— Begin MATERIAL SUPPLIED —

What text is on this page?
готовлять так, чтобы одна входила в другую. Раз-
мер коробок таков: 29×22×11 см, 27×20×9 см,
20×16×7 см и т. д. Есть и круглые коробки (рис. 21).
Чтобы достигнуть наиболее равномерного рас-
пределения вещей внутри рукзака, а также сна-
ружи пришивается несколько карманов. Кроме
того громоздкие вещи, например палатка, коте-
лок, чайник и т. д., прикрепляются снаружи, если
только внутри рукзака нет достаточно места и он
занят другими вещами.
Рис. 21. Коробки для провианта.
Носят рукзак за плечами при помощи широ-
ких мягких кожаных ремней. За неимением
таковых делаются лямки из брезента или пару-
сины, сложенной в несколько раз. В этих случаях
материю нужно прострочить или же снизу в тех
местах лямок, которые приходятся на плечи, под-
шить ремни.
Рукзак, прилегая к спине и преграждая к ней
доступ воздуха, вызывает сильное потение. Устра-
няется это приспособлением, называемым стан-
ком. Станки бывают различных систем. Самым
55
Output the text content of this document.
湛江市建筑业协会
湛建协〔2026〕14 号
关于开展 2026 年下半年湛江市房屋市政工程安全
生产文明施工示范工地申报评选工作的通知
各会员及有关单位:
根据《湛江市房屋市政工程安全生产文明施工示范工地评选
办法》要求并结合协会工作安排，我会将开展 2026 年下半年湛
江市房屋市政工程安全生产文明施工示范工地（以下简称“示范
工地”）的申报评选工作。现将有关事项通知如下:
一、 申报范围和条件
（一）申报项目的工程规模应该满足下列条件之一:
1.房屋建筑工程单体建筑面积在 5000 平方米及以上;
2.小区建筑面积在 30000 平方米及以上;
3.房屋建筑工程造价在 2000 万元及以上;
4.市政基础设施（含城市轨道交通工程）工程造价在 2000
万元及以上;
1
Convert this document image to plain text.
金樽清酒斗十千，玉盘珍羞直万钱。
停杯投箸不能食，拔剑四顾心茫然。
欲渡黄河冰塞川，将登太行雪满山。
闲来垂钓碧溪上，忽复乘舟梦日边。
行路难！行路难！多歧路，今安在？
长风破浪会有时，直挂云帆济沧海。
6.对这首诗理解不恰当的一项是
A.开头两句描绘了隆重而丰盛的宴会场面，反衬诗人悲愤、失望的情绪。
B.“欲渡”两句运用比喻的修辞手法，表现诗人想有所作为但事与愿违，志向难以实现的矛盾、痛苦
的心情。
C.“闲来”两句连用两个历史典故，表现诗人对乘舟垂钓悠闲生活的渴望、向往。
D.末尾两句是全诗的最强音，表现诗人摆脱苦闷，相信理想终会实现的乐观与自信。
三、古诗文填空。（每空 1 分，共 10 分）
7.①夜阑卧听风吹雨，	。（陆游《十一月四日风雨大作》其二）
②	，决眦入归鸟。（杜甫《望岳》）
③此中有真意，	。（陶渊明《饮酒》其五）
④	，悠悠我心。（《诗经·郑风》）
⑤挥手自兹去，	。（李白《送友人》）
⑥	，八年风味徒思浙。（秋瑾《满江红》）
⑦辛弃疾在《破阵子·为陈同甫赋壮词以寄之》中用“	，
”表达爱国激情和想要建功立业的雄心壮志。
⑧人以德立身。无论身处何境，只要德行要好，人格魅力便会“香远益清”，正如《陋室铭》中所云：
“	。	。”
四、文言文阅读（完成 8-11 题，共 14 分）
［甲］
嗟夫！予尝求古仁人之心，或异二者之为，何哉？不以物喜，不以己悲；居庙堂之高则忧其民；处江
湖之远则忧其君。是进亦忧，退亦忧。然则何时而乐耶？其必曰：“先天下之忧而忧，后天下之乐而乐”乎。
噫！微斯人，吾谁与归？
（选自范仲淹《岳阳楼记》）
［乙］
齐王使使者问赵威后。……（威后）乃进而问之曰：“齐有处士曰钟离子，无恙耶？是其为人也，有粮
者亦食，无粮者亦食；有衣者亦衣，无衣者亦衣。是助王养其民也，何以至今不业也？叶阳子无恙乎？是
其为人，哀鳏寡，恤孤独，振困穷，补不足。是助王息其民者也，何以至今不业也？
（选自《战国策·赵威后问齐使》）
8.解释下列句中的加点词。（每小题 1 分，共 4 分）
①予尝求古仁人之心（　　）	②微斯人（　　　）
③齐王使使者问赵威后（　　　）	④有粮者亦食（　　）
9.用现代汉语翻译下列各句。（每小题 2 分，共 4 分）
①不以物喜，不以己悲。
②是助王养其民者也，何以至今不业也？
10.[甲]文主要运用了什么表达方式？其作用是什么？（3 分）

— End MATERIAL SUPPLIED —

Copy out the full material exactly as it appears.

What text is on this page?
готовлять так, чтобы одна входила в другую. Раз-
мер коробок таков: 29×22×11 см, 27×20×9 см,
20×16×7 см и т. д. Есть и круглые коробки (рис. 21).
Чтобы достигнуть наиболее равномерного рас-
пределения вещей внутри рукзака, а также сна-
ружи пришивается несколько карманов. Кроме
того громоздкие вещи, например палатка, коте-
лок, чайник и т. д., прикрепляются снаружи, если
только внутри рукзака нет достаточно места и он
занят другими вещами.
Рис. 21. Коробки для провианта.
Носят рукзак за плечами при помощи широ-
ких мягких кожаных ремней. За неимением
таковых делаются лямки из брезента или пару-
сины, сложенной в несколько раз. В этих случаях
материю нужно прострочить или же снизу в тех
местах лямок, которые приходятся на плечи, под-
шить ремни.
Рукзак, прилегая к спине и преграждая к ней
доступ воздуха, вызывает сильное потение. Устра-
няется это приспособлением, называемым стан-
ком. Станки бывают различных систем. Самым
55
Output the text content of this document.
湛江市建筑业协会
湛建协〔2026〕14 号
关于开展 2026 年下半年湛江市房屋市政工程安全
生产文明施工示范工地申报评选工作的通知
各会员及有关单位:
根据《湛江市房屋市政工程安全生产文明施工示范工地评选
办法》要求并结合协会工作安排，我会将开展 2026 年下半年湛
江市房屋市政工程安全生产文明施工示范工地（以下简称“示范
工地”）的申报评选工作。现将有关事项通知如下:
一、 申报范围和条件
（一）申报项目的工程规模应该满足下列条件之一:
1.房屋建筑工程单体建筑面积在 5000 平方米及以上;
2.小区建筑面积在 30000 平方米及以上;
3.房屋建筑工程造价在 2000 万元及以上;
4.市政基础设施（含城市轨道交通工程）工程造价在 2000
万元及以上;
1
Convert this document image to plain text.
金樽清酒斗十千，玉盘珍羞直万钱。
停杯投箸不能食，拔剑四顾心茫然。
欲渡黄河冰塞川，将登太行雪满山。
闲来垂钓碧溪上，忽复乘舟梦日边。
行路难！行路难！多歧路，今安在？
长风破浪会有时，直挂云帆济沧海。
6.对这首诗理解不恰当的一项是
A.开头两句描绘了隆重而丰盛的宴会场面，反衬诗人悲愤、失望的情绪。
B.“欲渡”两句运用比喻的修辞手法，表现诗人想有所作为但事与愿违，志向难以实现的矛盾、痛苦
的心情。
C.“闲来”两句连用两个历史典故，表现诗人对乘舟垂钓悠闲生活的渴望、向往。
D.末尾两句是全诗的最强音，表现诗人摆脱苦闷，相信理想终会实现的乐观与自信。
三、古诗文填空。（每空 1 分，共 10 分）
7.①夜阑卧听风吹雨，	。（陆游《十一月四日风雨大作》其二）
②	，决眦入归鸟。（杜甫《望岳》）
③此中有真意，	。（陶渊明《饮酒》其五）
④	，悠悠我心。（《诗经·郑风》）
⑤挥手自兹去，	。（李白《送友人》）
⑥	，八年风味徒思浙。（秋瑾《满江红》）
⑦辛弃疾在《破阵子·为陈同甫赋壮词以寄之》中用“	，
”表达爱国激情和想要建功立业的雄心壮志。
⑧人以德立身。无论身处何境，只要德行要好，人格魅力便会“香远益清”，正如《陋室铭》中所云：
“	。	。”
四、文言文阅读（完成 8-11 题，共 14 分）
［甲］
嗟夫！予尝求古仁人之心，或异二者之为，何哉？不以物喜，不以己悲；居庙堂之高则忧其民；处江
湖之远则忧其君。是进亦忧，退亦忧。然则何时而乐耶？其必曰：“先天下之忧而忧，后天下之乐而乐”乎。
噫！微斯人，吾谁与归？
（选自范仲淹《岳阳楼记》）
［乙］
齐王使使者问赵威后。……（威后）乃进而问之曰：“齐有处士曰钟离子，无恙耶？是其为人也，有粮
者亦食，无粮者亦食；有衣者亦衣，无衣者亦衣。是助王养其民也，何以至今不业也？叶阳子无恙乎？是
其为人，哀鳏寡，恤孤独，振困穷，补不足。是助王息其民者也，何以至今不业也？
（选自《战国策·赵威后问齐使》）
8.解释下列句中的加点词。（每小题 1 分，共 4 分）
①予尝求古仁人之心（　　）	②微斯人（　　　）
③齐王使使者问赵威后（　　　）	④有粮者亦食（　　）
9.用现代汉语翻译下列各句。（每小题 2 分，共 4 分）
①不以物喜，不以己悲。
②是助王养其民者也，何以至今不业也？
10.[甲]文主要运用了什么表达方式？其作用是什么？（3 分）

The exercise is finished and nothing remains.